JOB: Return each line of the records holding the string "található".

=== SUPPLIED INFORMATION ===

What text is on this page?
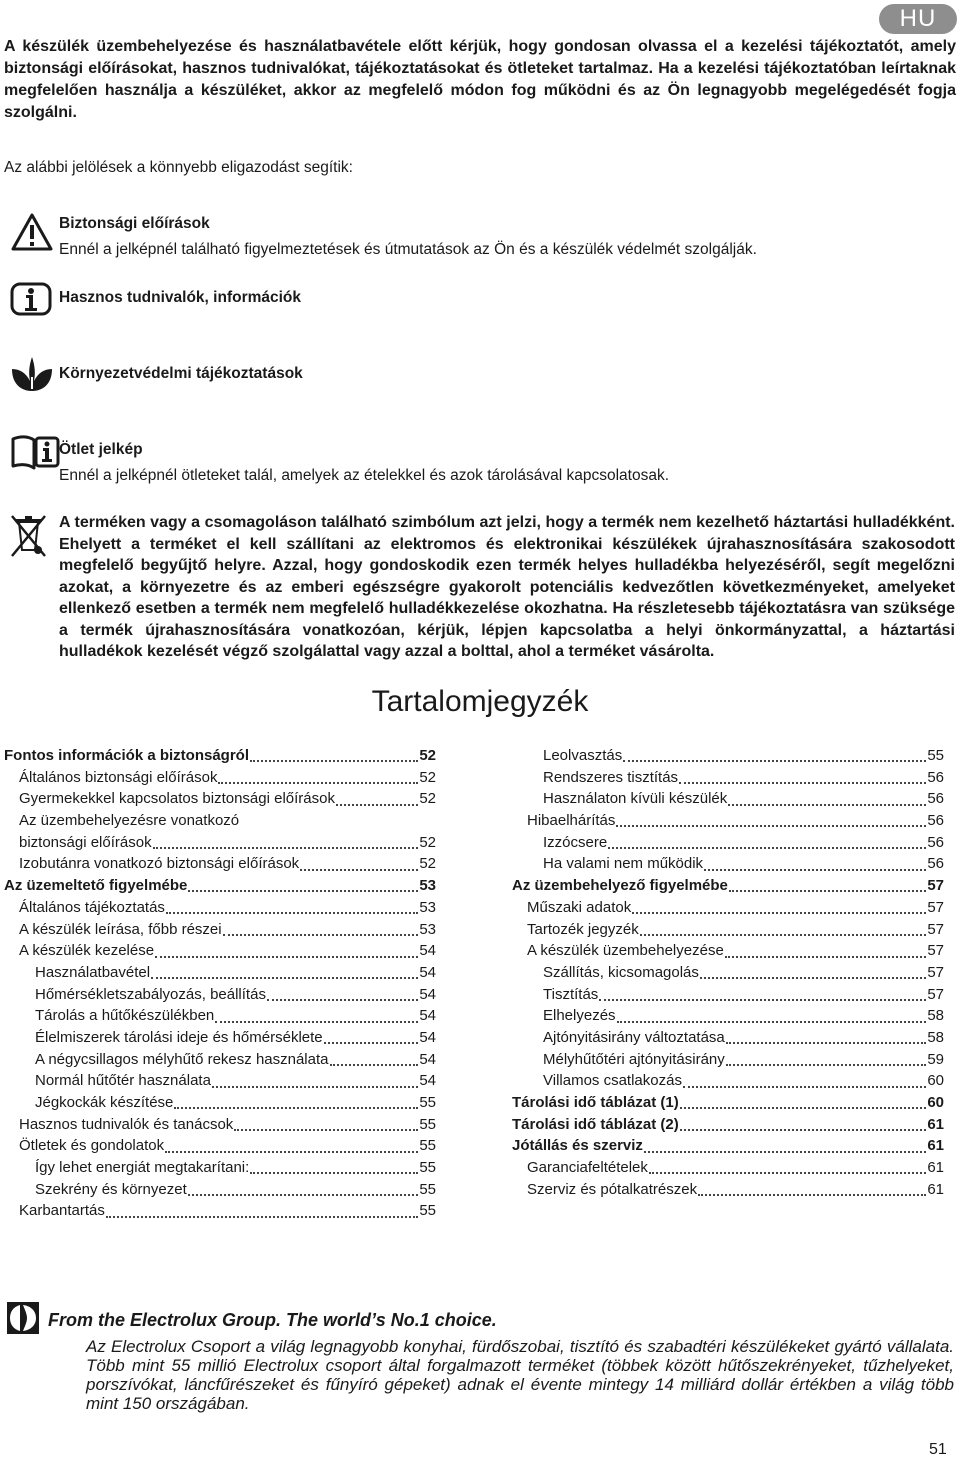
HU
A készülék üzembehelyezése és használatbavétele előtt kérjük, hogy gondosan olvassa el a kezelési tájékoztatót, amely biztonsági előírásokat, hasznos tudnivalókat, tájékoztatásokat és ötleteket tartalmaz. Ha a kezelési tájékoztatóban leírtaknak megfelelően használja a készüléket, akkor az megfelelő módon fog működni és az Ön legnagyobb megelégedését fogja szolgálni.
Az alábbi jelölések a könnyebb eligazodást segítik:
Biztonsági előírások
Ennél a jelképnél található figyelmeztetések és útmutatások az Ön és a készülék védelmét szolgálják.
Hasznos tudnivalók, információk
Környezetvédelmi tájékoztatások
Ötlet jelkép
Ennél a jelképnél ötleteket talál, amelyek az ételekkel és azok tárolásával kapcsolatosak.
A terméken vagy a csomagoláson található szimbólum azt jelzi, hogy a termék nem kezelhető háztartási hulladékként. Ehelyett a terméket el kell szállítani az elektromos és elektronikai készülékek újrahasznosítására szakosodott megfelelő begyűjtő helyre. Azzal, hogy gondoskodik ezen termék helyes hulladékba helyezéséről, segít megelőzni azokat, a környezetre és az emberi egészségre gyakorolt potenciális kedvezőtlen következményeket, amelyeket ellenkező esetben a termék nem megfelelő hulladékkezelése okozhatna. Ha részletesebb tájékoztatásra van szüksége a termék újrahasznosítására vonatkozóan, kérjük, lépjen kapcsolatba a helyi önkormányzattal, a háztartási hulladékok kezelését végző szolgálattal vagy azzal a bolttal, ahol a terméket vásárolta.
Tartalomjegyzék
Fontos információk a biztonságról	52
Általános biztonsági előírások	52
Gyermekekkel kapcsolatos biztonsági előírások	52
Az üzembehelyezésre vonatkozó
biztonsági előírások	52
Izobutánra vonatkozó biztonsági előírások	52
Az üzemeltető figyelmébe	53
Általános tájékoztatás	53
A készülék leírása, főbb részei	53
A készülék kezelése	54
Használatbavétel	54
Hőmérsékletszabályozás, beállítás	54
Tárolás a hűtőkészülékben	54
Élelmiszerek tárolási ideje és hőmérséklete	54
A négycsillagos mélyhűtő rekesz használata	54
Normál hűtőtér használata	54
Jégkockák készítése	55
Hasznos tudnivalók és tanácsok	55
Ötletek és gondolatok	55
Így lehet energiát megtakarítani:	55
Szekrény és környezet	55
Karbantartás	55
Leolvasztás	55
Rendszeres tisztítás	56
Használaton kívüli készülék	56
Hibaelhárítás	56
Izzócsere	56
Ha valami nem működik	56
Az üzembehelyező figyelmébe	57
Műszaki adatok	57
Tartozék jegyzék	57
A készülék üzembehelyezése	57
Szállítás, kicsomagolás	57
Tisztítás	57
Elhelyezés	58
Ajtónyitásirány változtatása	58
Mélyhűtőtéri ajtónyitásirány	59
Villamos csatlakozás	60
Tárolási idő táblázat (1)	60
Tárolási idő táblázat (2)	61
Jótállás és szerviz	61
Garanciafeltételek	61
Szerviz és pótalkatrészek	61
From the Electrolux Group. The world’s No.1 choice.
Az Electrolux Csoport a világ legnagyobb konyhai, fürdőszobai, tisztító és szabadtéri készülékeket gyártó vállalata. Több mint 55 millió Electrolux csoport által forgalmazott terméket (többek között hűtőszekrényeket, tűzhelyeket, porszívókat, láncfűrészeket és fűnyíró gépeket) adnak el évente mintegy 14 milliárd dollár értékben a világ több mint 150 országában.
51
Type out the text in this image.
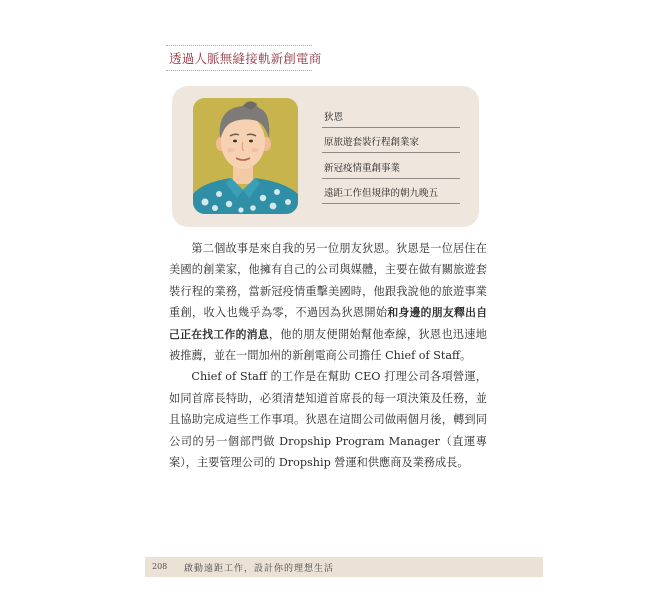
透過人脈無縫接軌新創電商
狄恩
原旅遊套裝行程創業家
新冠疫情重創事業
遠距工作但規律的朝九晚五

第二個故事是來自我的另一位朋友狄恩。狄恩是一位居住在美國的創業家，他擁有自己的公司與媒體，主要在做有關旅遊套裝行程的業務，當新冠疫情重擊美國時，他跟我說他的旅遊事業重創，收入也幾乎為零，不過因為狄恩開始和身邊的朋友釋出自己正在找工作的消息，他的朋友便開始幫他牽線，狄恩也迅速地被推薦，並在一間加州的新創電商公司擔任 Chief of Staff。

Chief of Staff 的工作是在幫助 CEO 打理公司各項營運，如同首席長特助，必須清楚知道首席長的每一項決策及任務，並且協助完成這些工作事項。狄恩在這間公司做兩個月後，轉到同公司的另一個部門做 Dropship Program Manager（直運專案），主要管理公司的 Dropship 營運和供應商及業務成長。

208 啟動遠距工作，設計你的理想生活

===

RESULT:
Ennél a jelképnél található figyelmeztetések és útmutatások az Ön és a készülék védelmét szolgálják.
A terméken vagy a csomagoláson található szimbólum azt jelzi, hogy a termék nem kezelhető háztartási hulladékként. Ehelyett a terméket el kell szállítani az elektromos és elektronikai készülékek újrahasznosítására szakosodott megfelelő begyűjtő helyre. Azzal, hogy gondoskodik ezen termék helyes hulladékba helyezéséről, segít megelőzni azokat, a környezetre és az emberi egészségre gyakorolt potenciális kedvezőtlen következményeket, amelyeket ellenkező esetben a termék nem megfelelő hulladékkezelése okozhatna. Ha részletesebb tájékoztatásra van szüksége a termék újrahasznosítására vonatkozóan, kérjük, lépjen kapcsolatba a helyi önkormányzattal, a háztartási hulladékok kezelését végző szolgálattal vagy azzal a bolttal, ahol a terméket vásárolta.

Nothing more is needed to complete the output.